* **Work to complete**: Gather every line holding the string "Total".

* **Input records**:
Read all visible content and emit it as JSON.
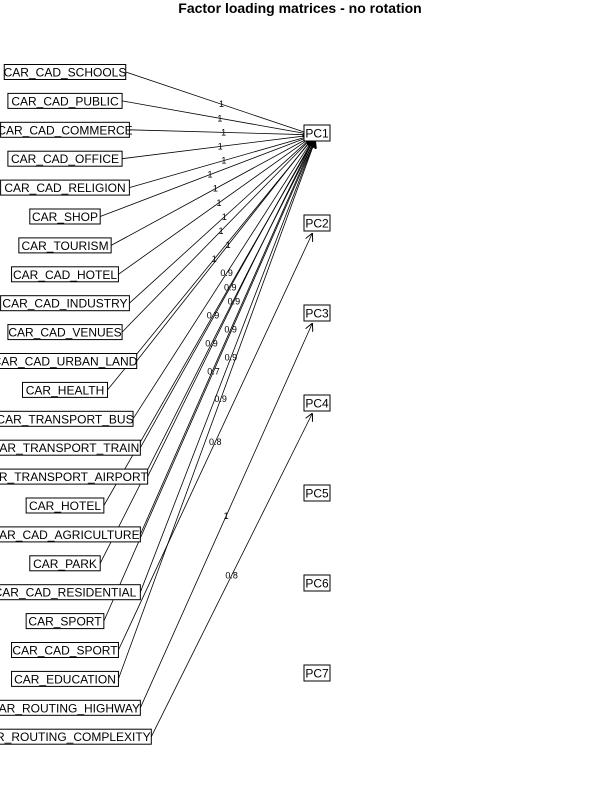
{
  "title": "Factor loading matrices - no rotation",
  "variables": [
    "CAR_CAD_SCHOOLS",
    "CAR_CAD_PUBLIC",
    "CAR_CAD_COMMERCE",
    "CAR_CAD_OFFICE",
    "CAR_CAD_RELIGION",
    "CAR_SHOP",
    "CAR_TOURISM",
    "CAR_CAD_HOTEL",
    "CAR_CAD_INDUSTRY",
    "CAR_CAD_VENUES",
    "CAR_CAD_URBAN_LAND",
    "CAR_HEALTH",
    "CAR_TRANSPORT_BUS",
    "CAR_TRANSPORT_TRAIN",
    "CAR_TRANSPORT_AIRPORT",
    "CAR_HOTEL",
    "CAR_CAD_AGRICULTURE",
    "CAR_PARK",
    "CAR_CAD_RESIDENTIAL",
    "CAR_SPORT",
    "CAR_CAD_SPORT",
    "CAR_EDUCATION",
    "CAR_ROUTING_HIGHWAY",
    "CAR_ROUTING_COMPLEXITY"
  ],
  "factors": [
    "PC1",
    "PC2",
    "PC3",
    "PC4",
    "PC5",
    "PC6",
    "PC7"
  ],
  "loadings": [
    {
      "from": "CAR_CAD_SCHOOLS",
      "to": "PC1",
      "value": "1"
    },
    {
      "from": "CAR_CAD_PUBLIC",
      "to": "PC1",
      "value": "1"
    },
    {
      "from": "CAR_CAD_COMMERCE",
      "to": "PC1",
      "value": "1"
    },
    {
      "from": "CAR_CAD_OFFICE",
      "to": "PC1",
      "value": "1"
    },
    {
      "from": "CAR_CAD_RELIGION",
      "to": "PC1",
      "value": "1"
    },
    {
      "from": "CAR_SHOP",
      "to": "PC1",
      "value": "1"
    },
    {
      "from": "CAR_TOURISM",
      "to": "PC1",
      "value": "1"
    },
    {
      "from": "CAR_CAD_HOTEL",
      "to": "PC1",
      "value": "1"
    },
    {
      "from": "CAR_CAD_INDUSTRY",
      "to": "PC1",
      "value": "1"
    },
    {
      "from": "CAR_CAD_VENUES",
      "to": "PC1",
      "value": "1"
    },
    {
      "from": "CAR_CAD_URBAN_LAND",
      "to": "PC1",
      "value": "1"
    },
    {
      "from": "CAR_HEALTH",
      "to": "PC1",
      "value": "1"
    },
    {
      "from": "CAR_TRANSPORT_BUS",
      "to": "PC1",
      "value": "0.9"
    },
    {
      "from": "CAR_TRANSPORT_TRAIN",
      "to": "PC1",
      "value": "0.9"
    },
    {
      "from": "CAR_TRANSPORT_AIRPORT",
      "to": "PC1",
      "value": "0.9"
    },
    {
      "from": "CAR_HOTEL",
      "to": "PC1",
      "value": "0.9"
    },
    {
      "from": "CAR_CAD_AGRICULTURE",
      "to": "PC1",
      "value": "0.9"
    },
    {
      "from": "CAR_PARK",
      "to": "PC1",
      "value": "0.9"
    },
    {
      "from": "CAR_CAD_RESIDENTIAL",
      "to": "PC1",
      "value": "0.9"
    },
    {
      "from": "CAR_SPORT",
      "to": "PC1",
      "value": "0.7"
    },
    {
      "from": "CAR_CAD_SPORT",
      "to": "PC2",
      "value": "0.8"
    },
    {
      "from": "CAR_EDUCATION",
      "to": "PC1",
      "value": "0.9"
    },
    {
      "from": "CAR_ROUTING_HIGHWAY",
      "to": "PC3",
      "value": "1"
    },
    {
      "from": "CAR_ROUTING_COMPLEXITY",
      "to": "PC4",
      "value": "0.8"
    }
  ],
  "colors": {
    "background": "#ffffff",
    "stroke": "#000000"
  }
}
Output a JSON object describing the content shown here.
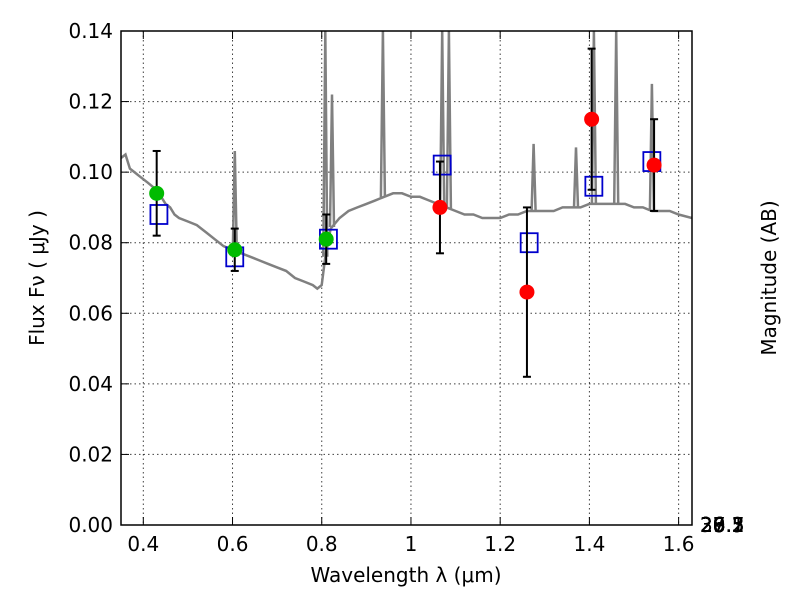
{
  "chart_data": {
    "type": "scatter",
    "xlabel": "Wavelength  λ (μm)",
    "ylabel": "Flux  Fν  ( μJy )",
    "y2label": "Magnitude (AB)",
    "xlim": [
      0.35,
      1.63
    ],
    "ylim": [
      0.0,
      0.14
    ],
    "x_ticks": [
      0.4,
      0.6,
      0.8,
      1,
      1.2,
      1.4,
      1.6
    ],
    "x_tick_labels": [
      "0.4",
      "0.6",
      "0.8",
      "1",
      "1.2",
      "1.4",
      "1.6"
    ],
    "y_ticks": [
      0.0,
      0.02,
      0.04,
      0.06,
      0.08,
      0.1,
      0.12,
      0.14
    ],
    "y_tick_labels": [
      "0.00",
      "0.02",
      "0.04",
      "0.06",
      "0.08",
      "0.10",
      "0.12",
      "0.14"
    ],
    "y2_ticks": [
      26.1,
      26.3,
      26.5,
      26.7,
      27,
      27.2,
      27.5,
      28,
      28.5,
      29,
      30
    ],
    "y2_tick_labels": [
      "26.1",
      "26.3",
      "26.5",
      "26.7",
      "27",
      "27.2",
      "27.5",
      "28",
      "28.5",
      "29",
      "30"
    ],
    "ab_zero_point_ujy": 3630.78,
    "grid": true,
    "colors": {
      "spectrum": "#808080",
      "observed_green": "#00bb00",
      "observed_red": "#ff0000",
      "model_box": "#0000cc",
      "errorbar": "#000000"
    },
    "series": [
      {
        "kind": "model_spectrum_line",
        "points": [
          [
            0.35,
            0.104
          ],
          [
            0.36,
            0.105
          ],
          [
            0.37,
            0.101
          ],
          [
            0.38,
            0.1
          ],
          [
            0.39,
            0.099
          ],
          [
            0.4,
            0.098
          ],
          [
            0.41,
            0.097
          ],
          [
            0.42,
            0.096
          ],
          [
            0.43,
            0.095
          ],
          [
            0.44,
            0.093
          ],
          [
            0.45,
            0.091
          ],
          [
            0.46,
            0.09
          ],
          [
            0.47,
            0.088
          ],
          [
            0.48,
            0.087
          ],
          [
            0.5,
            0.086
          ],
          [
            0.52,
            0.085
          ],
          [
            0.54,
            0.083
          ],
          [
            0.56,
            0.081
          ],
          [
            0.58,
            0.079
          ],
          [
            0.6,
            0.078
          ],
          [
            0.62,
            0.077
          ],
          [
            0.64,
            0.076
          ],
          [
            0.66,
            0.075
          ],
          [
            0.68,
            0.074
          ],
          [
            0.7,
            0.073
          ],
          [
            0.72,
            0.072
          ],
          [
            0.74,
            0.07
          ],
          [
            0.76,
            0.069
          ],
          [
            0.78,
            0.068
          ],
          [
            0.79,
            0.067
          ],
          [
            0.8,
            0.068
          ],
          [
            0.81,
            0.078
          ],
          [
            0.82,
            0.084
          ],
          [
            0.84,
            0.087
          ],
          [
            0.86,
            0.089
          ],
          [
            0.88,
            0.09
          ],
          [
            0.9,
            0.091
          ],
          [
            0.92,
            0.092
          ],
          [
            0.94,
            0.093
          ],
          [
            0.96,
            0.094
          ],
          [
            0.98,
            0.094
          ],
          [
            1.0,
            0.093
          ],
          [
            1.02,
            0.093
          ],
          [
            1.04,
            0.092
          ],
          [
            1.06,
            0.091
          ],
          [
            1.08,
            0.09
          ],
          [
            1.1,
            0.089
          ],
          [
            1.12,
            0.088
          ],
          [
            1.14,
            0.088
          ],
          [
            1.16,
            0.087
          ],
          [
            1.18,
            0.087
          ],
          [
            1.2,
            0.087
          ],
          [
            1.22,
            0.088
          ],
          [
            1.24,
            0.088
          ],
          [
            1.26,
            0.089
          ],
          [
            1.28,
            0.089
          ],
          [
            1.3,
            0.089
          ],
          [
            1.32,
            0.089
          ],
          [
            1.34,
            0.09
          ],
          [
            1.36,
            0.09
          ],
          [
            1.38,
            0.09
          ],
          [
            1.4,
            0.091
          ],
          [
            1.42,
            0.091
          ],
          [
            1.44,
            0.091
          ],
          [
            1.46,
            0.091
          ],
          [
            1.48,
            0.091
          ],
          [
            1.5,
            0.09
          ],
          [
            1.52,
            0.09
          ],
          [
            1.54,
            0.089
          ],
          [
            1.56,
            0.089
          ],
          [
            1.58,
            0.089
          ],
          [
            1.6,
            0.088
          ],
          [
            1.63,
            0.087
          ]
        ],
        "emission_lines": [
          [
            0.605,
            0.106
          ],
          [
            0.808,
            0.14
          ],
          [
            0.823,
            0.122
          ],
          [
            0.937,
            0.14
          ],
          [
            1.07,
            0.14
          ],
          [
            1.085,
            0.14
          ],
          [
            1.275,
            0.108
          ],
          [
            1.37,
            0.107
          ],
          [
            1.41,
            0.14
          ],
          [
            1.46,
            0.14
          ],
          [
            1.54,
            0.125
          ]
        ]
      },
      {
        "kind": "observed_points_green",
        "x": [
          0.43,
          0.605,
          0.81
        ],
        "y": [
          0.094,
          0.078,
          0.081
        ],
        "err": [
          0.012,
          0.006,
          0.007
        ]
      },
      {
        "kind": "observed_points_red",
        "x": [
          1.065,
          1.26,
          1.405,
          1.545
        ],
        "y": [
          0.09,
          0.066,
          0.115,
          0.102
        ],
        "err": [
          0.013,
          0.024,
          0.02,
          0.013
        ]
      },
      {
        "kind": "model_photometry_boxes",
        "x": [
          0.435,
          0.605,
          0.815,
          1.07,
          1.265,
          1.41,
          1.54
        ],
        "y": [
          0.088,
          0.076,
          0.081,
          0.102,
          0.08,
          0.096,
          0.103
        ]
      }
    ]
  }
}
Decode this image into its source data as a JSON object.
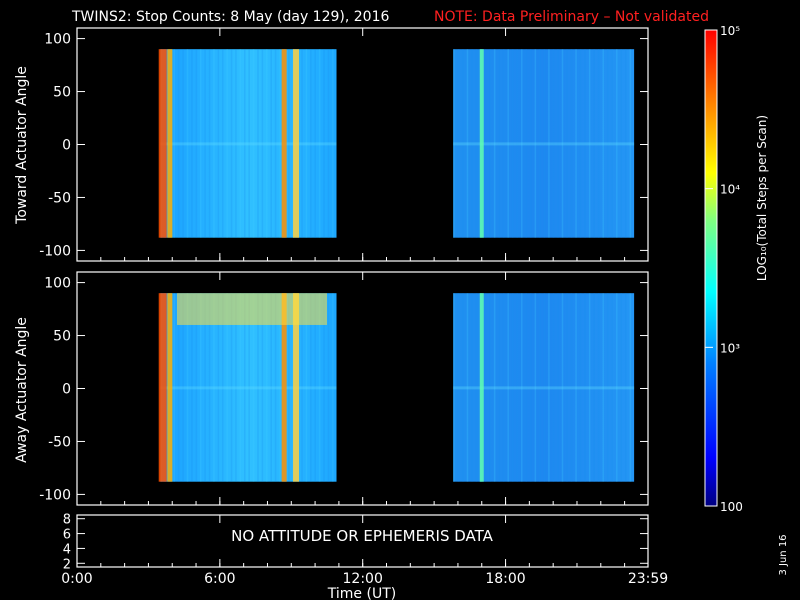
{
  "header": {
    "title": "TWINS2: Stop Counts:  8 May (day 129), 2016",
    "note": "NOTE: Data Preliminary – Not validated",
    "note_color": "#ff2020"
  },
  "footer": {
    "stamp": "3 Jun 16",
    "no_data": "NO ATTITUDE OR EPHEMERIS DATA"
  },
  "chart_data": [
    {
      "type": "heatmap",
      "ylabel": "Toward Actuator Angle",
      "ylim": [
        -110,
        110
      ],
      "yticks": [
        100,
        50,
        0,
        -50,
        -100
      ],
      "xlim": [
        0,
        23.983
      ],
      "data_blocks_hours": [
        [
          3.5,
          10.9
        ],
        [
          15.8,
          23.4
        ]
      ],
      "bright_bands_hours": [
        3.6,
        3.9,
        8.7,
        9.2,
        17.0
      ]
    },
    {
      "type": "heatmap",
      "ylabel": "Away Actuator Angle",
      "ylim": [
        -110,
        110
      ],
      "yticks": [
        100,
        50,
        0,
        -50,
        -100
      ],
      "xlim": [
        0,
        23.983
      ],
      "data_blocks_hours": [
        [
          3.5,
          10.9
        ],
        [
          15.8,
          23.4
        ]
      ],
      "bright_bands_hours": [
        3.6,
        3.9,
        8.7,
        9.2,
        17.0
      ]
    },
    {
      "type": "line",
      "ylim": [
        1.5,
        8.5
      ],
      "yticks": [
        8,
        6,
        4,
        2
      ],
      "annotation": "NO ATTITUDE OR EPHEMERIS DATA"
    }
  ],
  "xaxis": {
    "label": "Time (UT)",
    "ticks": [
      {
        "hour": 0,
        "label": "0:00"
      },
      {
        "hour": 6,
        "label": "6:00"
      },
      {
        "hour": 12,
        "label": "12:00"
      },
      {
        "hour": 18,
        "label": "18:00"
      },
      {
        "hour": 23.983,
        "label": "23:59"
      }
    ]
  },
  "colorbar": {
    "label": "LOG₁₀(Total Steps per Scan)",
    "ticks": [
      {
        "value": 100000,
        "label": "10⁵"
      },
      {
        "value": 10000,
        "label": "10⁴"
      },
      {
        "value": 1000,
        "label": "10³"
      },
      {
        "value": 100,
        "label": "100"
      }
    ],
    "range": [
      100,
      100000
    ],
    "colors": [
      "#000080",
      "#0000ff",
      "#0080ff",
      "#00ffff",
      "#80ff80",
      "#ffff00",
      "#ff8000",
      "#ff0000",
      "#ff0000"
    ]
  }
}
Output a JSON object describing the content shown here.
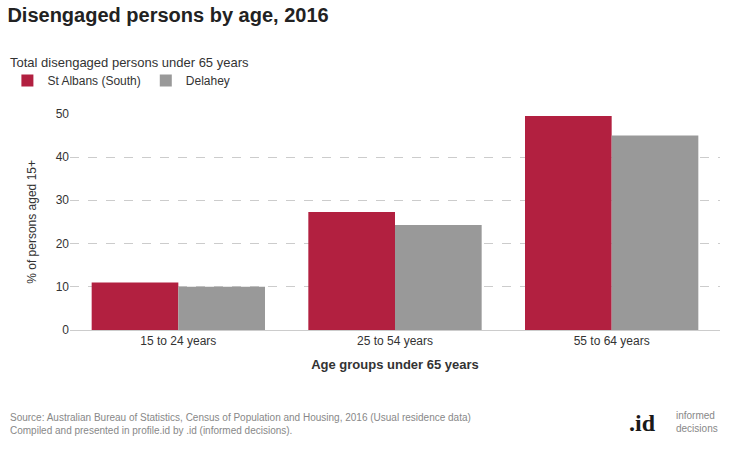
{
  "chart_data": {
    "type": "bar",
    "title": "Disengaged persons by age, 2016",
    "subtitle": "Total disengaged persons under 65 years",
    "categories": [
      "15 to 24 years",
      "25 to 54 years",
      "55 to 64 years"
    ],
    "series": [
      {
        "name": "St Albans (South)",
        "color": "#b22040",
        "values": [
          11.0,
          27.3,
          49.5
        ]
      },
      {
        "name": "Delahey",
        "color": "#999999",
        "values": [
          10.0,
          24.3,
          45.0
        ]
      }
    ],
    "ylabel": "% of persons aged 15+",
    "xlabel": "Age groups under 65 years",
    "ylim": [
      0,
      50
    ],
    "yticks": [
      0,
      10,
      20,
      30,
      40,
      50
    ],
    "grid": true,
    "legend": "top-left",
    "annotations": [
      "Source: Australian Bureau of Statistics, Census of Population and Housing, 2016 (Usual residence data)\nCompiled and presented in profile.id by .id (informed decisions).",
      ".id",
      "informed\ndecisions"
    ]
  }
}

* **Task output**:
    "label": "LOG₁₀(Total Steps per Scan)",
    "subtitle": "Total disengaged persons under 65 years",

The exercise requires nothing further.